Extracted data entries:
◆ ◆ ◆
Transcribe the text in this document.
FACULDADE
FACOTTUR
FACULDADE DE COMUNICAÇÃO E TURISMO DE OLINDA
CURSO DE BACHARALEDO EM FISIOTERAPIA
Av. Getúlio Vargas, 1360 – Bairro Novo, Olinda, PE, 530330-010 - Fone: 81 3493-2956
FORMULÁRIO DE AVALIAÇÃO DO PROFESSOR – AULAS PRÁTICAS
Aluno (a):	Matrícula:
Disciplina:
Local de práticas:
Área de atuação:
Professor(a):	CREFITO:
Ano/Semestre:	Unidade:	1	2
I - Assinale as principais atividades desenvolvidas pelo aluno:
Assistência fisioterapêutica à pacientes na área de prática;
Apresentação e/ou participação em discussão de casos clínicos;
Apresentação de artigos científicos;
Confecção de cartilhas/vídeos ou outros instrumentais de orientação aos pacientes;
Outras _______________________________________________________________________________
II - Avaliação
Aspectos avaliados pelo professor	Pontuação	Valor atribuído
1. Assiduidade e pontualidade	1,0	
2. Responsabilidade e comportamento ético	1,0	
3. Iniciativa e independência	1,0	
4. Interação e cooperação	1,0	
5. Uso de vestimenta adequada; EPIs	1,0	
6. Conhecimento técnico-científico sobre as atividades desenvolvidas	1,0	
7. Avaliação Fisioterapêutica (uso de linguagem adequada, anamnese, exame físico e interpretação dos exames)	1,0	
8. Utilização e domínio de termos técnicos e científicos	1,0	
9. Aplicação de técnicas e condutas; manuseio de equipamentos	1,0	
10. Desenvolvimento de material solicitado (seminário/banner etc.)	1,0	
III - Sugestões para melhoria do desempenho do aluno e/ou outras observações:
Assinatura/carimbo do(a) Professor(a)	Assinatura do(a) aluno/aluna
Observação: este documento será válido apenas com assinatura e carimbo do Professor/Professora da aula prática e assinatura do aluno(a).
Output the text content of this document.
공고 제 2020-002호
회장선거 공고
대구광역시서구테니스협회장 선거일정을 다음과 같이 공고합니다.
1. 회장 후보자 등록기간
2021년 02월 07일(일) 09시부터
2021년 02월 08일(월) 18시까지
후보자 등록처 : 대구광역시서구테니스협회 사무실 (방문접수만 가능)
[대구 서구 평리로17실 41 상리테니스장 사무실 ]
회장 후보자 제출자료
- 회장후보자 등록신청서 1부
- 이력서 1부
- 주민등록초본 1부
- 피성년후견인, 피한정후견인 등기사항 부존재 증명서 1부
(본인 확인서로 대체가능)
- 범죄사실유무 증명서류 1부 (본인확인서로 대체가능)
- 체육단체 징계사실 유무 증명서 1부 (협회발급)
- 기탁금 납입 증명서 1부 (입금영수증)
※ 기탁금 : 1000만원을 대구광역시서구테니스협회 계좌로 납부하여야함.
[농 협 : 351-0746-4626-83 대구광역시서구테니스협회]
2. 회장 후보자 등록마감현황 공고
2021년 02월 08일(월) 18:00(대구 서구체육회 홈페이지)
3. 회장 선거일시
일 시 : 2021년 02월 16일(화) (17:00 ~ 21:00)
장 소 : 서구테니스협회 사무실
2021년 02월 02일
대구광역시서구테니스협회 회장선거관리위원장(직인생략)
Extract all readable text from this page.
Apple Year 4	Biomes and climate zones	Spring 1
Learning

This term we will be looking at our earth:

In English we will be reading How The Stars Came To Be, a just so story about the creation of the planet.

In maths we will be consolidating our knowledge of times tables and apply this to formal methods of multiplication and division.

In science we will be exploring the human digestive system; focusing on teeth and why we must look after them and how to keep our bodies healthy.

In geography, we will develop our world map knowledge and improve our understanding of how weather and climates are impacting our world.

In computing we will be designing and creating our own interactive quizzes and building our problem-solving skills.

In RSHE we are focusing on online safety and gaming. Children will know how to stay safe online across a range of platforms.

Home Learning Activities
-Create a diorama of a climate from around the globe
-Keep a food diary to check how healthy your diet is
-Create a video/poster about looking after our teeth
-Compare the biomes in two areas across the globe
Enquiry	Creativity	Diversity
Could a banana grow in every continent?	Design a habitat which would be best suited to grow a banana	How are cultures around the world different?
◆ ◆ ◆
→ Aim of the exercise
Write out the entries above once more, without altering anything.

→ Task answer
Transcribe the text in this document.
FACULDADE
FACOTTUR
FACULDADE DE COMUNICAÇÃO E TURISMO DE OLINDA
CURSO DE BACHARALEDO EM FISIOTERAPIA
Av. Getúlio Vargas, 1360 – Bairro Novo, Olinda, PE, 530330-010 - Fone: 81 3493-2956
FORMULÁRIO DE AVALIAÇÃO DO PROFESSOR – AULAS PRÁTICAS
Aluno (a):	Matrícula:
Disciplina:
Local de práticas:
Área de atuação:
Professor(a):	CREFITO:
Ano/Semestre:	Unidade:	1	2
I - Assinale as principais atividades desenvolvidas pelo aluno:
Assistência fisioterapêutica à pacientes na área de prática;
Apresentação e/ou participação em discussão de casos clínicos;
Apresentação de artigos científicos;
Confecção de cartilhas/vídeos ou outros instrumentais de orientação aos pacientes;
Outras _______________________________________________________________________________
II - Avaliação
Aspectos avaliados pelo professor	Pontuação	Valor atribuído
1. Assiduidade e pontualidade	1,0	
2. Responsabilidade e comportamento ético	1,0	
3. Iniciativa e independência	1,0	
4. Interação e cooperação	1,0	
5. Uso de vestimenta adequada; EPIs	1,0	
6. Conhecimento técnico-científico sobre as atividades desenvolvidas	1,0	
7. Avaliação Fisioterapêutica (uso de linguagem adequada, anamnese, exame físico e interpretação dos exames)	1,0	
8. Utilização e domínio de termos técnicos e científicos	1,0	
9. Aplicação de técnicas e condutas; manuseio de equipamentos	1,0	
10. Desenvolvimento de material solicitado (seminário/banner etc.)	1,0	
III - Sugestões para melhoria do desempenho do aluno e/ou outras observações:
Assinatura/carimbo do(a) Professor(a)	Assinatura do(a) aluno/aluna
Observação: este documento será válido apenas com assinatura e carimbo do Professor/Professora da aula prática e assinatura do aluno(a).
Output the text content of this document.
공고 제 2020-002호
회장선거 공고
대구광역시서구테니스협회장 선거일정을 다음과 같이 공고합니다.
1. 회장 후보자 등록기간
2021년 02월 07일(일) 09시부터
2021년 02월 08일(월) 18시까지
후보자 등록처 : 대구광역시서구테니스협회 사무실 (방문접수만 가능)
[대구 서구 평리로17실 41 상리테니스장 사무실 ]
회장 후보자 제출자료
- 회장후보자 등록신청서 1부
- 이력서 1부
- 주민등록초본 1부
- 피성년후견인, 피한정후견인 등기사항 부존재 증명서 1부
(본인 확인서로 대체가능)
- 범죄사실유무 증명서류 1부 (본인확인서로 대체가능)
- 체육단체 징계사실 유무 증명서 1부 (협회발급)
- 기탁금 납입 증명서 1부 (입금영수증)
※ 기탁금 : 1000만원을 대구광역시서구테니스협회 계좌로 납부하여야함.
[농 협 : 351-0746-4626-83 대구광역시서구테니스협회]
2. 회장 후보자 등록마감현황 공고
2021년 02월 08일(월) 18:00(대구 서구체육회 홈페이지)
3. 회장 선거일시
일 시 : 2021년 02월 16일(화) (17:00 ~ 21:00)
장 소 : 서구테니스협회 사무실
2021년 02월 02일
대구광역시서구테니스협회 회장선거관리위원장(직인생략)
Extract all readable text from this page.
Apple Year 4	Biomes and climate zones	Spring 1
Learning

This term we will be looking at our earth:

In English we will be reading How The Stars Came To Be, a just so story about the creation of the planet.

In maths we will be consolidating our knowledge of times tables and apply this to formal methods of multiplication and division.

In science we will be exploring the human digestive system; focusing on teeth and why we must look after them and how to keep our bodies healthy.

In geography, we will develop our world map knowledge and improve our understanding of how weather and climates are impacting our world.

In computing we will be designing and creating our own interactive quizzes and building our problem-solving skills.

In RSHE we are focusing on online safety and gaming. Children will know how to stay safe online across a range of platforms.

Home Learning Activities
-Create a diorama of a climate from around the globe
-Keep a food diary to check how healthy your diet is
-Create a video/poster about looking after our teeth
-Compare the biomes in two areas across the globe
Enquiry	Creativity	Diversity
Could a banana grow in every continent?	Design a habitat which would be best suited to grow a banana	How are cultures around the world different?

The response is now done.